• _Work to be completed_
Where the word "试图重建中国的" occurs in a line, return that line.

• _Data entries_
## Begin
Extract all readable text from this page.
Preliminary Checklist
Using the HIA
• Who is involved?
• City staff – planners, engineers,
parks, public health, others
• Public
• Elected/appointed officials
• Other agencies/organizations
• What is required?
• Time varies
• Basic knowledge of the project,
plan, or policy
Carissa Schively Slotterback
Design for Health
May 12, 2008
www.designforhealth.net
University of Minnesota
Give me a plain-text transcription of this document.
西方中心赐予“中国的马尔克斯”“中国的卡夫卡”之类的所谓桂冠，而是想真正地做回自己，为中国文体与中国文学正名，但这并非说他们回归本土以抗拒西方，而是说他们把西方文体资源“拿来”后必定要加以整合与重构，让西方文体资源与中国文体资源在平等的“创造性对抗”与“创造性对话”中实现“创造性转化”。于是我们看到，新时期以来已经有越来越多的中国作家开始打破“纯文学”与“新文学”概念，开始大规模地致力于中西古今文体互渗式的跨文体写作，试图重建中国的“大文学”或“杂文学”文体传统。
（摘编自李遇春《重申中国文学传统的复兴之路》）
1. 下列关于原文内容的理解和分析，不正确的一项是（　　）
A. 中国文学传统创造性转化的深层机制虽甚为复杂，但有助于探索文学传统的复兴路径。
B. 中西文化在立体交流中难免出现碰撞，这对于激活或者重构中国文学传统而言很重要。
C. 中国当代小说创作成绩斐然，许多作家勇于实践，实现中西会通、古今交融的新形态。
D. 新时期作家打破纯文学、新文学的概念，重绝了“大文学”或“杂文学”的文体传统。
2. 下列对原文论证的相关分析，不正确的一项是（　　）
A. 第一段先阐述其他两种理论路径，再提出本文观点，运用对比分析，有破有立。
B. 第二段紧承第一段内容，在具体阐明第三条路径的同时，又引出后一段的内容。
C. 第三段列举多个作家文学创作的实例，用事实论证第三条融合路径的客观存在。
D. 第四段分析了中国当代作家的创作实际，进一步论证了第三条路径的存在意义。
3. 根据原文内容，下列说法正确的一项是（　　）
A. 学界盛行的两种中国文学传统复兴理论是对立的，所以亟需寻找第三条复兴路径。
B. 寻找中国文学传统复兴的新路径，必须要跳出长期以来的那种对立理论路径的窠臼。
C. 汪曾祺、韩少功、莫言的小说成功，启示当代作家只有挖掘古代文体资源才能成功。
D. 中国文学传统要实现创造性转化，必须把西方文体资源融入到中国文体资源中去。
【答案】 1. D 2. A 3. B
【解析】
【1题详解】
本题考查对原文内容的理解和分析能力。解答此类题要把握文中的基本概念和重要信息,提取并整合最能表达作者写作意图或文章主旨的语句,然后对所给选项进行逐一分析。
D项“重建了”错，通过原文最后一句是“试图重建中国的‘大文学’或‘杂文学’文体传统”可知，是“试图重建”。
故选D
## End
• _Output for this task_
西方中心赐予“中国的马尔克斯”“中国的卡夫卡”之类的所谓桂冠，而是想真正地做回自己，为中国文体与中国文学正名，但这并非说他们回归本土以抗拒西方，而是说他们把西方文体资源“拿来”后必定要加以整合与重构，让西方文体资源与中国文体资源在平等的“创造性对抗”与“创造性对话”中实现“创造性转化”。于是我们看到，新时期以来已经有越来越多的中国作家开始打破“纯文学”与“新文学”概念，开始大规模地致力于中西古今文体互渗式的跨文体写作，试图重建中国的“大文学”或“杂文学”文体传统。
D项“重建了”错，通过原文最后一句是“试图重建中国的‘大文学’或‘杂文学’文体传统”可知，是“试图重建”。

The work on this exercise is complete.